[EXERCISE TASK]:
Go through the listing and copy every line word for word.

━━━ ENTRIES ━━━

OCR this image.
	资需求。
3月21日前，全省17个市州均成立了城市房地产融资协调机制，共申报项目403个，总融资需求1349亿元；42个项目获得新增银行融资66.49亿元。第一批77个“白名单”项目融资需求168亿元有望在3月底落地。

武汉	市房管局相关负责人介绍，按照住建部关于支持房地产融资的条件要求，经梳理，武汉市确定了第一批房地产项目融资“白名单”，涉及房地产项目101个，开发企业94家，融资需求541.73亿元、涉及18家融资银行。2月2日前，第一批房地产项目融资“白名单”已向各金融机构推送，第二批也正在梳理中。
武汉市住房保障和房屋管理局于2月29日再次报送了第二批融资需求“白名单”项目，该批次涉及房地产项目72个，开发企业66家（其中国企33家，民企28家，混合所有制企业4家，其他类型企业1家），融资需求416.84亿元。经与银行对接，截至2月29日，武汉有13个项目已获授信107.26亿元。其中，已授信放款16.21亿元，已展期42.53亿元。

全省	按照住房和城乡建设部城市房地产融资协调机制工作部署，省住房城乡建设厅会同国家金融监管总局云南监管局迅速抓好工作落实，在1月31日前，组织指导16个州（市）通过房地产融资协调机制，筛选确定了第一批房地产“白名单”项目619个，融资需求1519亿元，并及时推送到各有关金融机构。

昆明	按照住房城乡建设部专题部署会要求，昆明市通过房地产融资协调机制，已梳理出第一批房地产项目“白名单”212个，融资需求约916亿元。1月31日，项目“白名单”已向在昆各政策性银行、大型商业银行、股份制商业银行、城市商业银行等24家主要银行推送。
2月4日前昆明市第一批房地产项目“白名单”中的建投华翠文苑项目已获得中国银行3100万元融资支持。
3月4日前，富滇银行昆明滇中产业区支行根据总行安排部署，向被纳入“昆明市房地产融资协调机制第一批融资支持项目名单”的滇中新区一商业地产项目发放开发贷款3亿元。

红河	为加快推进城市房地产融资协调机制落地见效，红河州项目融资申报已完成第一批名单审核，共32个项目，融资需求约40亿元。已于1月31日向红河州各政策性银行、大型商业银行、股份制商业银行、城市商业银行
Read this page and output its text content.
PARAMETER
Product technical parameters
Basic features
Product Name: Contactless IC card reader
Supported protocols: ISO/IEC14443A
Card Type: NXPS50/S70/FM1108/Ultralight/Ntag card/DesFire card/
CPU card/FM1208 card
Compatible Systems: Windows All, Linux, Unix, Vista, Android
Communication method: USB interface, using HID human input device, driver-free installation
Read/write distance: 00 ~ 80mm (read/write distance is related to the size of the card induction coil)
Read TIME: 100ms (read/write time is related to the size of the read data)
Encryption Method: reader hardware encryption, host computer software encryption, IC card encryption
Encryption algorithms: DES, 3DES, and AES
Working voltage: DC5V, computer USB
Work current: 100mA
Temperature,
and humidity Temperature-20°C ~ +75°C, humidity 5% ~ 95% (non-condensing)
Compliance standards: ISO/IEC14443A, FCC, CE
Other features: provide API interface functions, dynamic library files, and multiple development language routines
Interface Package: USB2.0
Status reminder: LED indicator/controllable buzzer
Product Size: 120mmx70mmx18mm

━━━

[FULL RESPONSE]:
OCR this image.
	资需求。
3月21日前，全省17个市州均成立了城市房地产融资协调机制，共申报项目403个，总融资需求1349亿元；42个项目获得新增银行融资66.49亿元。第一批77个“白名单”项目融资需求168亿元有望在3月底落地。

武汉	市房管局相关负责人介绍，按照住建部关于支持房地产融资的条件要求，经梳理，武汉市确定了第一批房地产项目融资“白名单”，涉及房地产项目101个，开发企业94家，融资需求541.73亿元、涉及18家融资银行。2月2日前，第一批房地产项目融资“白名单”已向各金融机构推送，第二批也正在梳理中。
武汉市住房保障和房屋管理局于2月29日再次报送了第二批融资需求“白名单”项目，该批次涉及房地产项目72个，开发企业66家（其中国企33家，民企28家，混合所有制企业4家，其他类型企业1家），融资需求416.84亿元。经与银行对接，截至2月29日，武汉有13个项目已获授信107.26亿元。其中，已授信放款16.21亿元，已展期42.53亿元。

全省	按照住房和城乡建设部城市房地产融资协调机制工作部署，省住房城乡建设厅会同国家金融监管总局云南监管局迅速抓好工作落实，在1月31日前，组织指导16个州（市）通过房地产融资协调机制，筛选确定了第一批房地产“白名单”项目619个，融资需求1519亿元，并及时推送到各有关金融机构。

昆明	按照住房城乡建设部专题部署会要求，昆明市通过房地产融资协调机制，已梳理出第一批房地产项目“白名单”212个，融资需求约916亿元。1月31日，项目“白名单”已向在昆各政策性银行、大型商业银行、股份制商业银行、城市商业银行等24家主要银行推送。
2月4日前昆明市第一批房地产项目“白名单”中的建投华翠文苑项目已获得中国银行3100万元融资支持。
3月4日前，富滇银行昆明滇中产业区支行根据总行安排部署，向被纳入“昆明市房地产融资协调机制第一批融资支持项目名单”的滇中新区一商业地产项目发放开发贷款3亿元。

红河	为加快推进城市房地产融资协调机制落地见效，红河州项目融资申报已完成第一批名单审核，共32个项目，融资需求约40亿元。已于1月31日向红河州各政策性银行、大型商业银行、股份制商业银行、城市商业银行
Read this page and output its text content.
PARAMETER
Product technical parameters
Basic features
Product Name: Contactless IC card reader
Supported protocols: ISO/IEC14443A
Card Type: NXPS50/S70/FM1108/Ultralight/Ntag card/DesFire card/
CPU card/FM1208 card
Compatible Systems: Windows All, Linux, Unix, Vista, Android
Communication method: USB interface, using HID human input device, driver-free installation
Read/write distance: 00 ~ 80mm (read/write distance is related to the size of the card induction coil)
Read TIME: 100ms (read/write time is related to the size of the read data)
Encryption Method: reader hardware encryption, host computer software encryption, IC card encryption
Encryption algorithms: DES, 3DES, and AES
Working voltage: DC5V, computer USB
Work current: 100mA
Temperature,
and humidity Temperature-20°C ~ +75°C, humidity 5% ~ 95% (non-condensing)
Compliance standards: ISO/IEC14443A, FCC, CE
Other features: provide API interface functions, dynamic library files, and multiple development language routines
Interface Package: USB2.0
Status reminder: LED indicator/controllable buzzer
Product Size: 120mmx70mmx18mm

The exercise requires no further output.